(Dataset rows about figures)
........

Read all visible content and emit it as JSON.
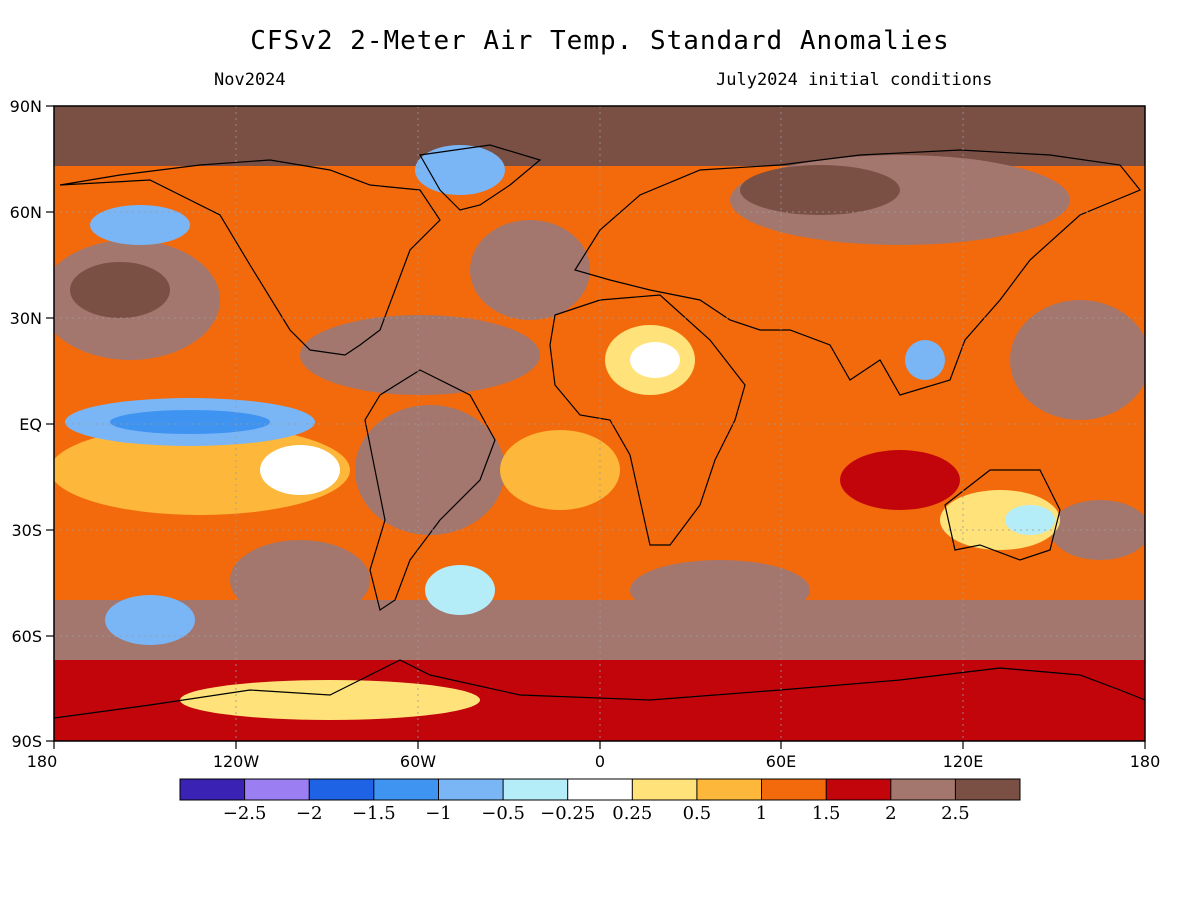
{
  "header": {
    "title": "CFSv2 2-Meter Air Temp. Standard Anomalies",
    "left_label": "Nov2024",
    "right_label": "July2024 initial conditions"
  },
  "axes": {
    "lat_labels": [
      "90N",
      "60N",
      "30N",
      "EQ",
      "30S",
      "60S",
      "90S"
    ],
    "lon_labels": [
      "180",
      "120W",
      "60W",
      "0",
      "60E",
      "120E",
      "180"
    ]
  },
  "colorbar": {
    "colors": [
      "#3a22b5",
      "#9b7ff2",
      "#1e63e6",
      "#3f93f1",
      "#7ab6f5",
      "#b4ecf7",
      "#ffffff",
      "#ffe27a",
      "#fdb73b",
      "#f36a0c",
      "#c1050b",
      "#a4776e",
      "#7a4f44"
    ],
    "labels": [
      "−2.5",
      "−2",
      "−1.5",
      "−1",
      "−0.5",
      "−0.25",
      "0.25",
      "0.5",
      "1",
      "1.5",
      "2",
      "2.5"
    ]
  }
}
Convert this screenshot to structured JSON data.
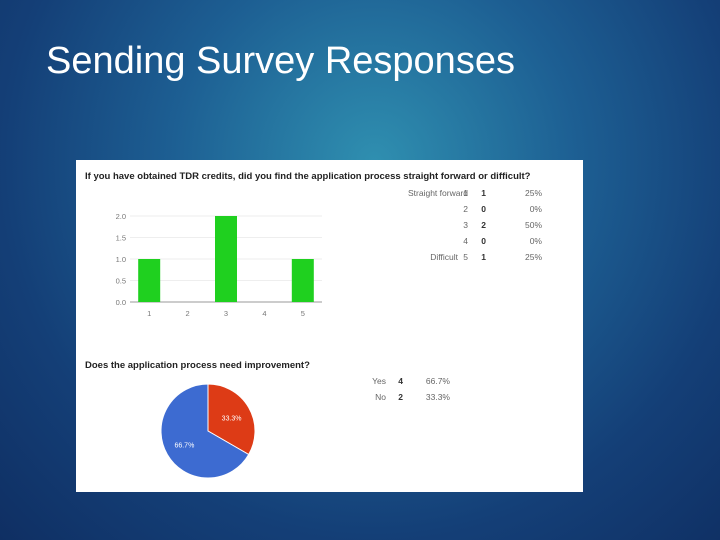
{
  "slide": {
    "title": "Sending Survey Responses"
  },
  "chart_data": [
    {
      "type": "bar",
      "title": "If you have obtained TDR credits, did you find the application process straight forward or difficult?",
      "categories": [
        "1",
        "2",
        "3",
        "4",
        "5"
      ],
      "values": [
        1,
        0,
        2,
        0,
        1
      ],
      "ylim": [
        0,
        2
      ],
      "yticks": [
        "0.0",
        "0.5",
        "1.0",
        "1.5",
        "2.0"
      ],
      "color": "#1fd01f",
      "table": [
        {
          "label": "Straight forward",
          "option": "1",
          "count": "1",
          "percent": "25%"
        },
        {
          "label": "",
          "option": "2",
          "count": "0",
          "percent": "0%"
        },
        {
          "label": "",
          "option": "3",
          "count": "2",
          "percent": "50%"
        },
        {
          "label": "",
          "option": "4",
          "count": "0",
          "percent": "0%"
        },
        {
          "label": "Difficult",
          "option": "5",
          "count": "1",
          "percent": "25%"
        }
      ]
    },
    {
      "type": "pie",
      "title": "Does the application process need improvement?",
      "slices": [
        {
          "label": "Yes",
          "value": 4,
          "percent": "66.7%",
          "color": "#3d6bd1"
        },
        {
          "label": "No",
          "value": 2,
          "percent": "33.3%",
          "color": "#dd3b16"
        }
      ]
    }
  ]
}
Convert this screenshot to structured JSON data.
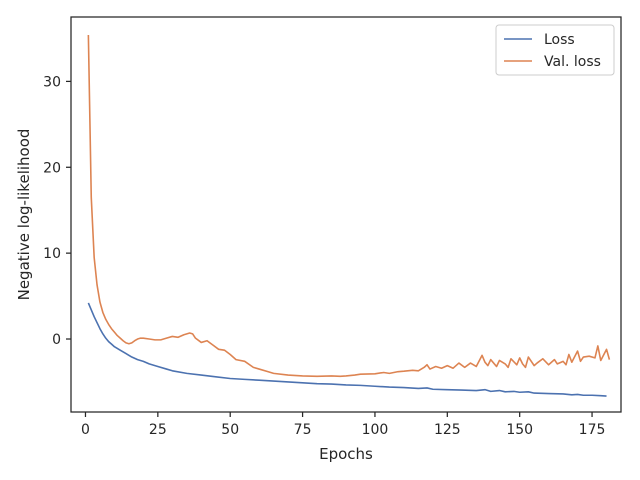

........

● **Task to carry out**
Looking at the entries above, how many lines contain the word "option"? Answer with the number alone.

● **Response below**
5